* begin *
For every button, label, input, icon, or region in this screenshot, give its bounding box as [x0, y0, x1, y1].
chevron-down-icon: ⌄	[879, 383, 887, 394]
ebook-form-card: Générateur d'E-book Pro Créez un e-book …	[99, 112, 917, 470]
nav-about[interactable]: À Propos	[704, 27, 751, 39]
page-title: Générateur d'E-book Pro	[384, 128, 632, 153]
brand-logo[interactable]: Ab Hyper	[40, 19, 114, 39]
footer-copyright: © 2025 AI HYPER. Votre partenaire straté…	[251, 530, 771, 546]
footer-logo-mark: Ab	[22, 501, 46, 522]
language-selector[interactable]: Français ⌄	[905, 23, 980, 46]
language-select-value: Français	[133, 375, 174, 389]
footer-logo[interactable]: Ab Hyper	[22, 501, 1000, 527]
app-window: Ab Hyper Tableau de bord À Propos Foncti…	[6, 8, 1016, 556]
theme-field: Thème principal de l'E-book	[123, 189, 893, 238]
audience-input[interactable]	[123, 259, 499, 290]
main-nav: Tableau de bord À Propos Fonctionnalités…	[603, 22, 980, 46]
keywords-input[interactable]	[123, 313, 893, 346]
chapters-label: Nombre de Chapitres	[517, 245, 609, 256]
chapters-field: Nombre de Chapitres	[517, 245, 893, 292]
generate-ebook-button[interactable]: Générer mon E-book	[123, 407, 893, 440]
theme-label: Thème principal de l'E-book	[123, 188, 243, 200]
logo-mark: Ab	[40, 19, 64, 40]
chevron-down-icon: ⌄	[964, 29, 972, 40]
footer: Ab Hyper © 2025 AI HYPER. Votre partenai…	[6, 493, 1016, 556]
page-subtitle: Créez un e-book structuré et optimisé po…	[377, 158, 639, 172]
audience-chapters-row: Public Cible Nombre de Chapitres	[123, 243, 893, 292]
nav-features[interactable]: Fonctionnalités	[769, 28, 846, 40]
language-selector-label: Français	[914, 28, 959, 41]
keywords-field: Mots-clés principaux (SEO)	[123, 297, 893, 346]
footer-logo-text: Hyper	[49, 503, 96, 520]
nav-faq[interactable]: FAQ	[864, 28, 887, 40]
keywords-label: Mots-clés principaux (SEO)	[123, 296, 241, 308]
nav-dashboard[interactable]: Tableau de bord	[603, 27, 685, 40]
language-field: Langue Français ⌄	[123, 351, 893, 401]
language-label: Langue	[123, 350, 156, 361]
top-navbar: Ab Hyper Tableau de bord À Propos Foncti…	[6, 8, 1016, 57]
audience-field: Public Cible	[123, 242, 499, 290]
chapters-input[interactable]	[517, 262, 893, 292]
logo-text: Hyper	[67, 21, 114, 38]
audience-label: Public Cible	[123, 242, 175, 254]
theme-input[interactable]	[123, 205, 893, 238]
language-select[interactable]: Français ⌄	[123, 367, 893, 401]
* end *
# BRIEF:
Copy every row above, line for line and without any change.

# THE COMPLETED TASK:
For every button, label, input, icon, or region in this screenshot, give its bounding box as [x0, y0, x1, y1].
chevron-down-icon: ⌄	[879, 383, 887, 394]
ebook-form-card: Générateur d'E-book Pro Créez un e-book …	[99, 112, 917, 470]
nav-about[interactable]: À Propos	[704, 27, 751, 39]
page-title: Générateur d'E-book Pro	[384, 128, 632, 153]
brand-logo[interactable]: Ab Hyper	[40, 19, 114, 39]
footer-copyright: © 2025 AI HYPER. Votre partenaire straté…	[251, 530, 771, 546]
footer-logo-mark: Ab	[22, 501, 46, 522]
language-selector[interactable]: Français ⌄	[905, 23, 980, 46]
language-select-value: Français	[133, 375, 174, 389]
footer-logo[interactable]: Ab Hyper	[22, 501, 1000, 527]
app-window: Ab Hyper Tableau de bord À Propos Foncti…	[6, 8, 1016, 556]
theme-field: Thème principal de l'E-book	[123, 189, 893, 238]
audience-input[interactable]	[123, 259, 499, 290]
main-nav: Tableau de bord À Propos Fonctionnalités…	[603, 22, 980, 46]
keywords-input[interactable]	[123, 313, 893, 346]
chapters-label: Nombre de Chapitres	[517, 245, 609, 256]
chapters-field: Nombre de Chapitres	[517, 245, 893, 292]
generate-ebook-button[interactable]: Générer mon E-book	[123, 407, 893, 440]
theme-label: Thème principal de l'E-book	[123, 188, 243, 200]
logo-mark: Ab	[40, 19, 64, 40]
chevron-down-icon: ⌄	[964, 29, 972, 40]
footer: Ab Hyper © 2025 AI HYPER. Votre partenai…	[6, 493, 1016, 556]
page-subtitle: Créez un e-book structuré et optimisé po…	[377, 158, 639, 172]
audience-chapters-row: Public Cible Nombre de Chapitres	[123, 243, 893, 292]
nav-features[interactable]: Fonctionnalités	[769, 28, 846, 40]
language-selector-label: Français	[914, 28, 959, 41]
keywords-field: Mots-clés principaux (SEO)	[123, 297, 893, 346]
footer-logo-text: Hyper	[49, 503, 96, 520]
nav-faq[interactable]: FAQ	[864, 28, 887, 40]
keywords-label: Mots-clés principaux (SEO)	[123, 296, 241, 308]
nav-dashboard[interactable]: Tableau de bord	[603, 27, 685, 40]
language-field: Langue Français ⌄	[123, 351, 893, 401]
language-label: Langue	[123, 350, 156, 361]
top-navbar: Ab Hyper Tableau de bord À Propos Foncti…	[6, 8, 1016, 57]
audience-field: Public Cible	[123, 242, 499, 290]
chapters-input[interactable]	[517, 262, 893, 292]
logo-text: Hyper	[67, 21, 114, 38]
audience-label: Public Cible	[123, 242, 175, 254]
theme-input[interactable]	[123, 205, 893, 238]
language-select[interactable]: Français ⌄	[123, 367, 893, 401]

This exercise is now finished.